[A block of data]

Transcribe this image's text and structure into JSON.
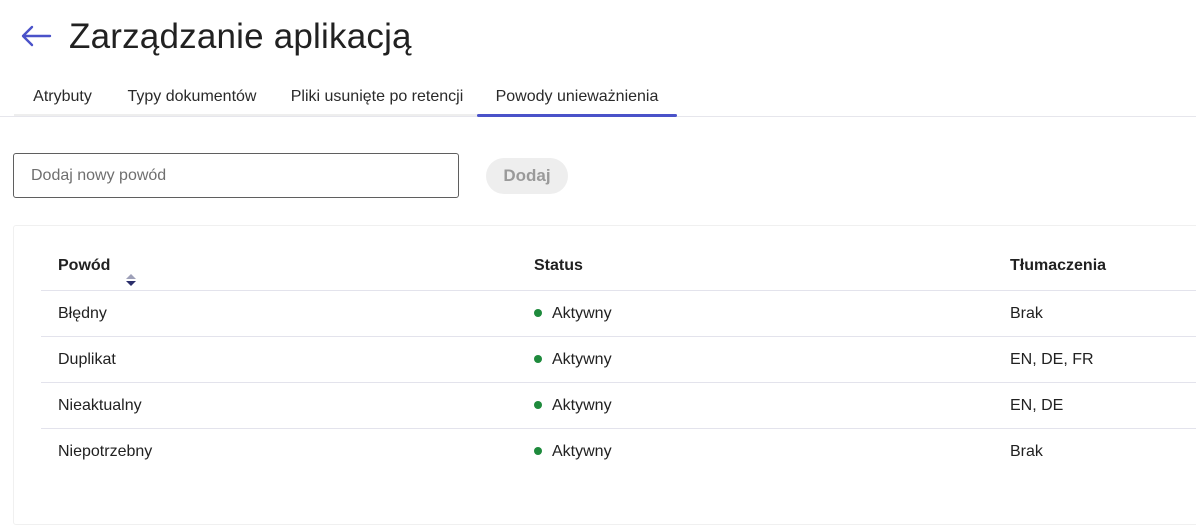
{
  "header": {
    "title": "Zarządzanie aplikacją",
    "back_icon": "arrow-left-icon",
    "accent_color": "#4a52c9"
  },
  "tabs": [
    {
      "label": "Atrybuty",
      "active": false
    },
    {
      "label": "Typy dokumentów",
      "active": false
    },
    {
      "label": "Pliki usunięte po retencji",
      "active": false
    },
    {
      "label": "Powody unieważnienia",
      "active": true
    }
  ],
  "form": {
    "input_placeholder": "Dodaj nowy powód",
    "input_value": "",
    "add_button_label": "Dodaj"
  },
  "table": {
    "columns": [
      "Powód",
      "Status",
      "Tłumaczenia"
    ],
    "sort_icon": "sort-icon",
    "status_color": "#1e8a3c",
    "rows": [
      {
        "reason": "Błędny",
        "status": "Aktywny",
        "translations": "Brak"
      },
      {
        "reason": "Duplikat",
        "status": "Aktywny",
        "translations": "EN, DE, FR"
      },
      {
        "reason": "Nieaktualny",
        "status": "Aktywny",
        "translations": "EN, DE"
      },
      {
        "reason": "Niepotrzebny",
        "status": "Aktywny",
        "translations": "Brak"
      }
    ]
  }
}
==
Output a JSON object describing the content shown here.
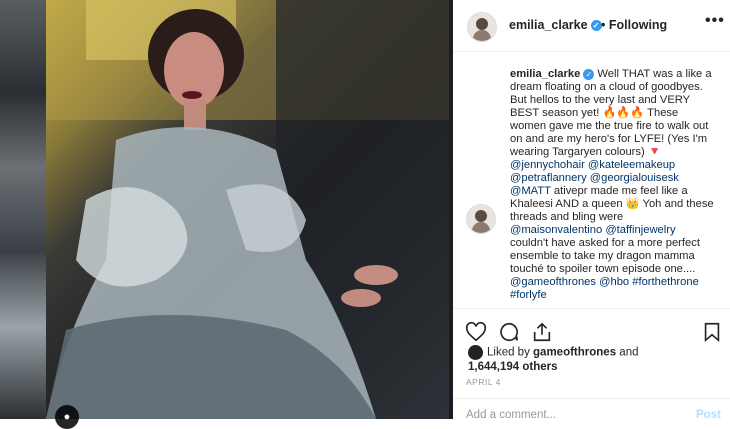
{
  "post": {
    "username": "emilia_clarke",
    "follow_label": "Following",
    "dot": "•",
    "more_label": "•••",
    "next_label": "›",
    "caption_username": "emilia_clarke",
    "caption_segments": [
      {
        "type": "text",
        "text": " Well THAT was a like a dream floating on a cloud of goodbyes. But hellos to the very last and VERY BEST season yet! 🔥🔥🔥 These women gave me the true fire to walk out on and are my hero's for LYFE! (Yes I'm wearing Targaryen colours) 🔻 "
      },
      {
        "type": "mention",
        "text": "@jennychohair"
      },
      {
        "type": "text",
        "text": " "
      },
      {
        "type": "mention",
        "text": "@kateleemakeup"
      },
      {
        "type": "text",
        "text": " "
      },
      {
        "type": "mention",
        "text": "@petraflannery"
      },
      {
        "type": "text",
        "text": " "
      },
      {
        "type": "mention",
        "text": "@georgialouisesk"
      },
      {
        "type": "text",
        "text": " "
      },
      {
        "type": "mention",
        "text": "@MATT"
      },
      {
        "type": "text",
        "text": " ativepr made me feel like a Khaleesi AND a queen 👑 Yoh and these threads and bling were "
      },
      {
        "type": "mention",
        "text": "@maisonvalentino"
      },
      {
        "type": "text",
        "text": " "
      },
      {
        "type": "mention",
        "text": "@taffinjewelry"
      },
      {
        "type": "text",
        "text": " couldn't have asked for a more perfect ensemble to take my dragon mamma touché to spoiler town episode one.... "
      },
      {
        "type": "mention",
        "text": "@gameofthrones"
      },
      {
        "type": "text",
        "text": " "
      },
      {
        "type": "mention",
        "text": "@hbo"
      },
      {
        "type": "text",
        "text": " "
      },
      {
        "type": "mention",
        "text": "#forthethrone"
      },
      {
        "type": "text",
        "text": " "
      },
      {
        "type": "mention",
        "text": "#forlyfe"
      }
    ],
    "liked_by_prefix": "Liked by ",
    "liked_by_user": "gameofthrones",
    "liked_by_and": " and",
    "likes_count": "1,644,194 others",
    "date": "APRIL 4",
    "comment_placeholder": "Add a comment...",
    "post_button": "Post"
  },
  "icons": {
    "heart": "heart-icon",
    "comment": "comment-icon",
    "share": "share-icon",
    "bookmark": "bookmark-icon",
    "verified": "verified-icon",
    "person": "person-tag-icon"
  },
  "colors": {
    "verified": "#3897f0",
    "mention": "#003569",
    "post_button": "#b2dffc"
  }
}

**Stated goal:** Every line in the data that holds "Dodaj" should be copied out.

**Task solution:**
    "input_placeholder": "Dodaj nowy powód",
    "add_button_label": "Dodaj"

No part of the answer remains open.